**Extracted information**

-- BEGIN --

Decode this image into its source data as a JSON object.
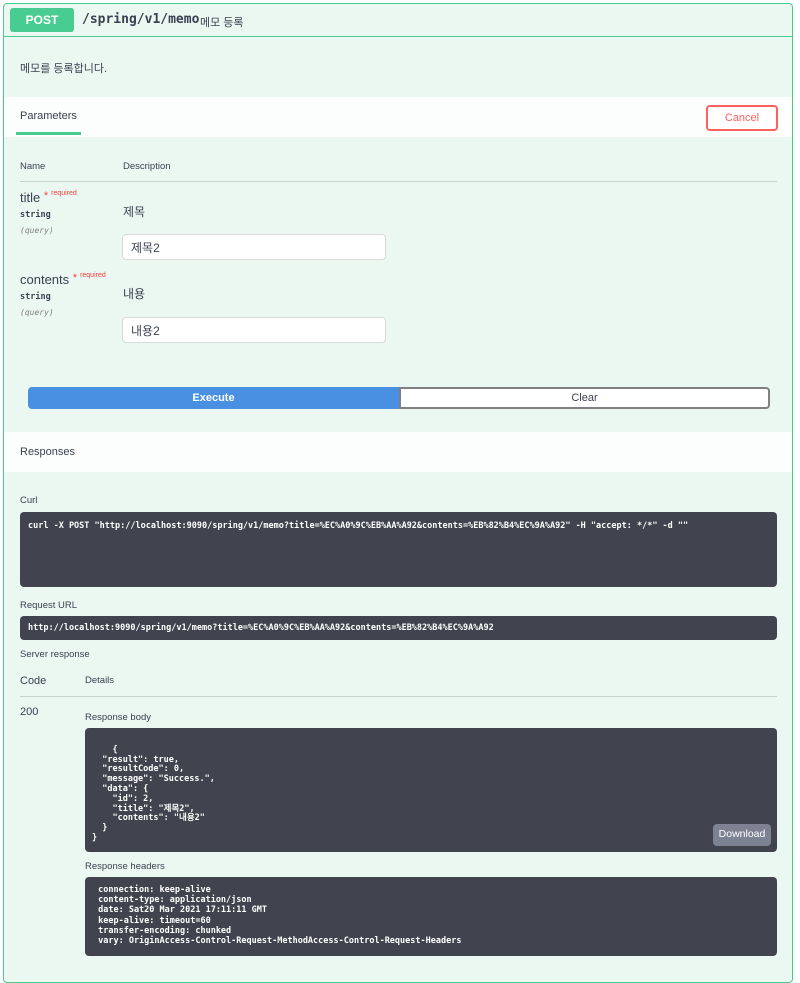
{
  "operation": {
    "method": "POST",
    "path": "/spring/v1/memo",
    "summary": "메모 등록",
    "description": "메모를 등록합니다."
  },
  "parameters_section": {
    "tab_label": "Parameters",
    "cancel_label": "Cancel",
    "col_name": "Name",
    "col_description": "Description",
    "required_label": "required",
    "items": [
      {
        "name": "title",
        "type": "string",
        "in": "(query)",
        "description": "제목",
        "value": "제목2"
      },
      {
        "name": "contents",
        "type": "string",
        "in": "(query)",
        "description": "내용",
        "value": "내용2"
      }
    ]
  },
  "actions": {
    "execute_label": "Execute",
    "clear_label": "Clear"
  },
  "responses_section": {
    "title": "Responses",
    "curl_label": "Curl",
    "curl": "curl -X POST \"http://localhost:9090/spring/v1/memo?title=%EC%A0%9C%EB%AA%A92&contents=%EB%82%B4%EC%9A%A92\" -H \"accept: */*\" -d \"\"",
    "request_url_label": "Request URL",
    "request_url": "http://localhost:9090/spring/v1/memo?title=%EC%A0%9C%EB%AA%A92&contents=%EB%82%B4%EC%9A%A92",
    "server_response_label": "Server response",
    "col_code": "Code",
    "col_details": "Details",
    "code": "200",
    "response_body_label": "Response body",
    "response_body": "{\n  \"result\": true,\n  \"resultCode\": 0,\n  \"message\": \"Success.\",\n  \"data\": {\n    \"id\": 2,\n    \"title\": \"제목2\",\n    \"contents\": \"내용2\"\n  }\n}",
    "download_label": "Download",
    "response_headers_label": "Response headers",
    "response_headers": " connection: keep-alive \n content-type: application/json \n date: Sat20 Mar 2021 17:11:11 GMT \n keep-alive: timeout=60 \n transfer-encoding: chunked \n vary: OriginAccess-Control-Request-MethodAccess-Control-Request-Headers "
  },
  "colors": {
    "post_green": "#49cc90",
    "block_bg": "#ebf7f1",
    "execute_blue": "#4990e2",
    "cancel_red": "#ff6060",
    "code_bg": "#41444e"
  }
}
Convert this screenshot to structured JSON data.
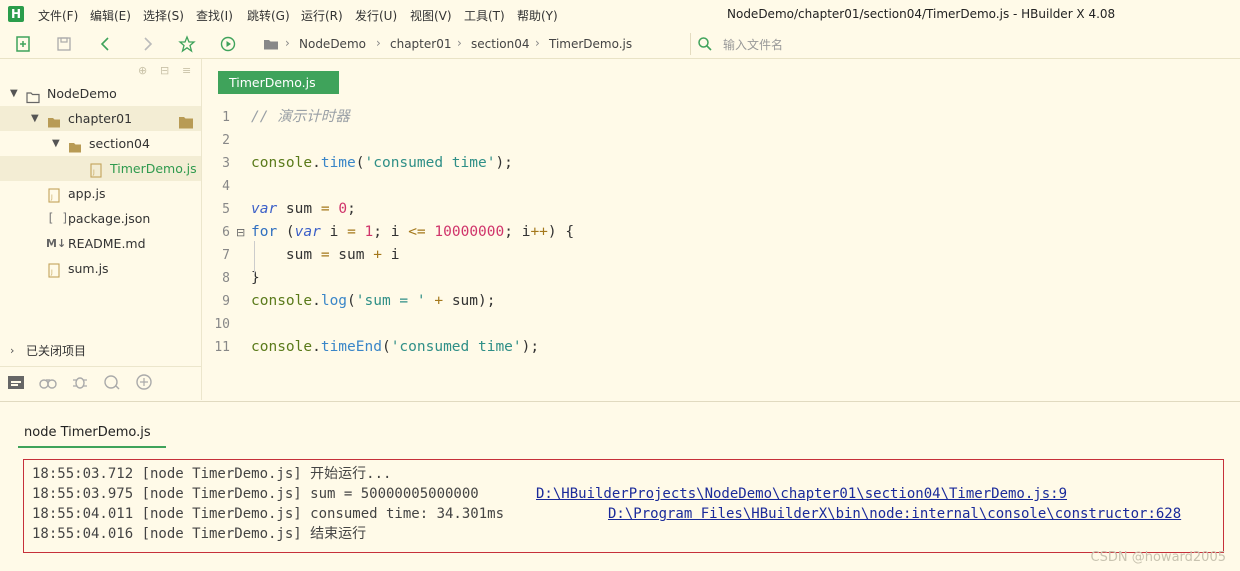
{
  "app": {
    "logo_letter": "H",
    "window_title": "NodeDemo/chapter01/section04/TimerDemo.js - HBuilder X 4.08"
  },
  "menu": [
    "文件(F)",
    "编辑(E)",
    "选择(S)",
    "查找(I)",
    "跳转(G)",
    "运行(R)",
    "发行(U)",
    "视图(V)",
    "工具(T)",
    "帮助(Y)"
  ],
  "breadcrumb": [
    "NodeDemo",
    "chapter01",
    "section04",
    "TimerDemo.js"
  ],
  "file_search": {
    "placeholder": "输入文件名"
  },
  "sidebar": {
    "tree": [
      {
        "label": "NodeDemo",
        "kind": "project",
        "depth": 0,
        "expanded": true
      },
      {
        "label": "chapter01",
        "kind": "folder",
        "depth": 1,
        "expanded": true,
        "selected": true
      },
      {
        "label": "section04",
        "kind": "folder",
        "depth": 2,
        "expanded": true
      },
      {
        "label": "TimerDemo.js",
        "kind": "js-file",
        "depth": 3,
        "active": true
      },
      {
        "label": "app.js",
        "kind": "js-file",
        "depth": 1
      },
      {
        "label": "package.json",
        "kind": "json-file",
        "depth": 1
      },
      {
        "label": "README.md",
        "kind": "md-file",
        "depth": 1
      },
      {
        "label": "sum.js",
        "kind": "js-file",
        "depth": 1
      }
    ],
    "closed_projects_label": "已关闭项目"
  },
  "editor": {
    "tab_label": "TimerDemo.js",
    "lines": [
      {
        "n": "1",
        "tokens": [
          [
            "c-comment",
            "// 演示计时器"
          ]
        ]
      },
      {
        "n": "2",
        "tokens": []
      },
      {
        "n": "3",
        "tokens": [
          [
            "c-obj",
            "console"
          ],
          [
            "c-plain",
            "."
          ],
          [
            "c-fn",
            "time"
          ],
          [
            "c-plain",
            "("
          ],
          [
            "c-str",
            "'consumed time'"
          ],
          [
            "c-plain",
            ");"
          ]
        ]
      },
      {
        "n": "4",
        "tokens": []
      },
      {
        "n": "5",
        "tokens": [
          [
            "c-kw",
            "var"
          ],
          [
            "c-plain",
            " sum "
          ],
          [
            "c-op",
            "="
          ],
          [
            "c-plain",
            " "
          ],
          [
            "c-num",
            "0"
          ],
          [
            "c-plain",
            ";"
          ]
        ]
      },
      {
        "n": "6",
        "tokens": [
          [
            "c-kw2",
            "for"
          ],
          [
            "c-plain",
            " ("
          ],
          [
            "c-kw",
            "var"
          ],
          [
            "c-plain",
            " i "
          ],
          [
            "c-op",
            "="
          ],
          [
            "c-plain",
            " "
          ],
          [
            "c-num",
            "1"
          ],
          [
            "c-plain",
            "; i "
          ],
          [
            "c-op",
            "<="
          ],
          [
            "c-plain",
            " "
          ],
          [
            "c-num",
            "10000000"
          ],
          [
            "c-plain",
            "; i"
          ],
          [
            "c-op",
            "++"
          ],
          [
            "c-plain",
            ") {"
          ]
        ]
      },
      {
        "n": "7",
        "tokens": [
          [
            "c-plain",
            "    sum "
          ],
          [
            "c-op",
            "="
          ],
          [
            "c-plain",
            " sum "
          ],
          [
            "c-op",
            "+"
          ],
          [
            "c-plain",
            " i"
          ]
        ]
      },
      {
        "n": "8",
        "tokens": [
          [
            "c-plain",
            "}"
          ]
        ]
      },
      {
        "n": "9",
        "tokens": [
          [
            "c-obj",
            "console"
          ],
          [
            "c-plain",
            "."
          ],
          [
            "c-fn",
            "log"
          ],
          [
            "c-plain",
            "("
          ],
          [
            "c-str",
            "'sum = '"
          ],
          [
            "c-plain",
            " "
          ],
          [
            "c-op",
            "+"
          ],
          [
            "c-plain",
            " sum);"
          ]
        ]
      },
      {
        "n": "10",
        "tokens": []
      },
      {
        "n": "11",
        "tokens": [
          [
            "c-obj",
            "console"
          ],
          [
            "c-plain",
            "."
          ],
          [
            "c-fn",
            "timeEnd"
          ],
          [
            "c-plain",
            "("
          ],
          [
            "c-str",
            "'consumed time'"
          ],
          [
            "c-plain",
            ");"
          ]
        ]
      }
    ]
  },
  "console": {
    "tab_label": "node TimerDemo.js",
    "lines": [
      {
        "text": "18:55:03.712 [node TimerDemo.js] 开始运行...",
        "link": ""
      },
      {
        "text": "18:55:03.975 [node TimerDemo.js] sum = 50000005000000",
        "link": "D:\\HBuilderProjects\\NodeDemo\\chapter01\\section04\\TimerDemo.js:9"
      },
      {
        "text": "18:55:04.011 [node TimerDemo.js] consumed time: 34.301ms",
        "link": "D:\\Program Files\\HBuilderX\\bin\\node:internal\\console\\constructor:628"
      },
      {
        "text": "18:55:04.016 [node TimerDemo.js] 结束运行",
        "link": ""
      }
    ]
  },
  "watermark": "CSDN @howard2005",
  "colors": {
    "accent_green": "#3fa35b",
    "console_border": "#c6303a",
    "link": "#1a2a9a"
  }
}
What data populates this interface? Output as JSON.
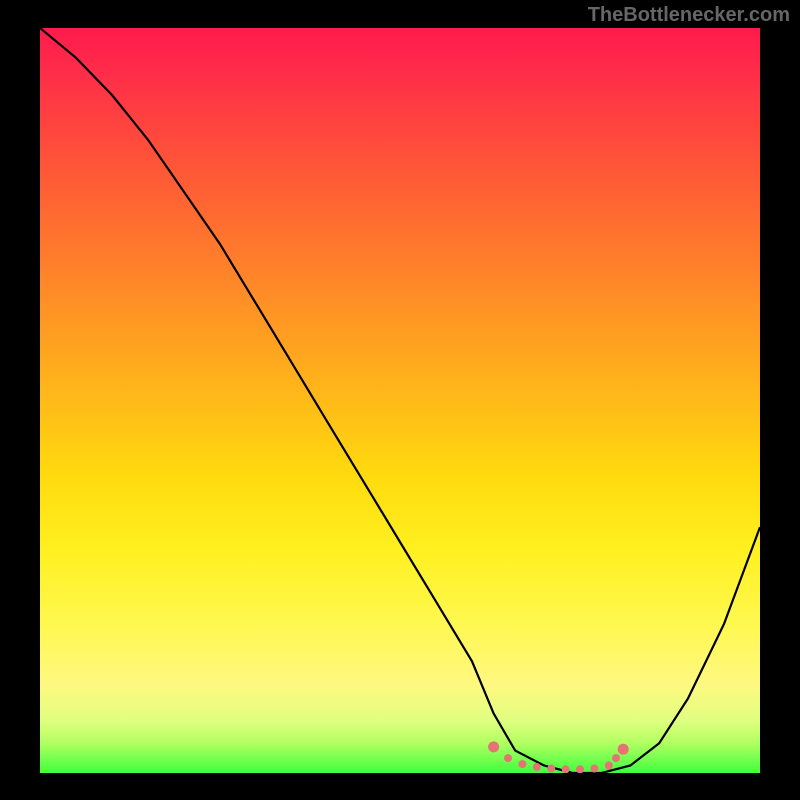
{
  "attribution": "TheBottlenecker.com",
  "chart_data": {
    "type": "line",
    "title": "",
    "xlabel": "",
    "ylabel": "",
    "xlim": [
      0,
      100
    ],
    "ylim": [
      0,
      100
    ],
    "series": [
      {
        "name": "bottleneck-curve",
        "x": [
          0,
          5,
          10,
          15,
          20,
          25,
          30,
          35,
          40,
          45,
          50,
          55,
          60,
          63,
          66,
          70,
          74,
          78,
          82,
          86,
          90,
          95,
          100
        ],
        "y": [
          100,
          96,
          91,
          85,
          78,
          71,
          63,
          55,
          47,
          39,
          31,
          23,
          15,
          8,
          3,
          1,
          0,
          0,
          1,
          4,
          10,
          20,
          33
        ]
      },
      {
        "name": "highlight-dots",
        "x": [
          63,
          65,
          67,
          69,
          71,
          73,
          75,
          77,
          79,
          80,
          81
        ],
        "y": [
          3.5,
          2.0,
          1.2,
          0.8,
          0.6,
          0.5,
          0.5,
          0.6,
          1.0,
          2.0,
          3.2
        ]
      }
    ]
  }
}
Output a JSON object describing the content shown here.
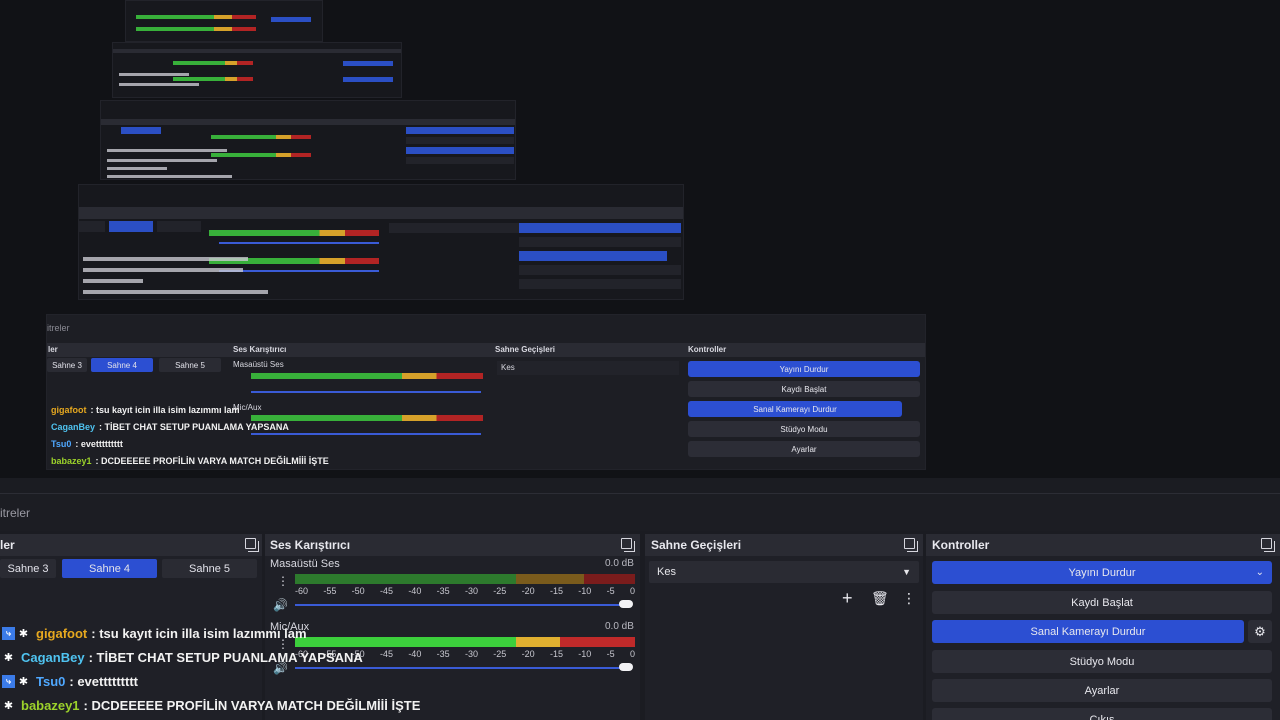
{
  "tabs": {
    "filters_label": "itreler"
  },
  "scenes": {
    "header": "ler",
    "items": [
      "Sahne 3",
      "Sahne 4",
      "Sahne 5"
    ],
    "active_index": 1
  },
  "mixer": {
    "header": "Ses Karıştırıcı",
    "channels": [
      {
        "name": "Masaüstü Ses",
        "db": "0.0 dB",
        "level": 0.55
      },
      {
        "name": "Mic/Aux",
        "db": "0.0 dB",
        "level": 0.58
      }
    ],
    "ticks": [
      "-60",
      "-55",
      "-50",
      "-45",
      "-40",
      "-35",
      "-30",
      "-25",
      "-20",
      "-15",
      "-10",
      "-5",
      "0"
    ]
  },
  "transitions": {
    "header": "Sahne Geçişleri",
    "selected": "Kes"
  },
  "controls": {
    "header": "Kontroller",
    "stop_stream": "Yayını Durdur",
    "start_record": "Kaydı Başlat",
    "stop_virtual_cam": "Sanal Kamerayı Durdur",
    "studio_mode": "Stüdyo Modu",
    "settings": "Ayarlar",
    "exit": "Çıkış"
  },
  "chat": [
    {
      "user": "gigafoot",
      "message": ": tsu kayıt icin illa isim lazımmı lam",
      "color": "#e6a81f",
      "icon": "twitch"
    },
    {
      "user": "CaganBey",
      "message": ": TİBET CHAT SETUP PUANLAMA YAPSANA",
      "color": "#4fc3f0",
      "icon": "star"
    },
    {
      "user": "Tsu0",
      "message": ": evettttttttt",
      "color": "#4fa8ff",
      "icon": "twitch"
    },
    {
      "user": "babazey1",
      "message": ": DCDEEEEE PROFİLİN VARYA MATCH DEĞİLMİİİ İŞTE",
      "color": "#9cd22b",
      "icon": "star"
    }
  ],
  "colors": {
    "accent": "#2c4fd2",
    "meter_green": "#3ccf3c",
    "meter_yellow": "#e0b030",
    "meter_red": "#c02a2a"
  }
}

-- END --

**Written request**
Take each line of the material that contains the word "Output" and list it.

**Correct response**
What data populates this interface? Output as JSON.
Output a JSON object describing the content shown here.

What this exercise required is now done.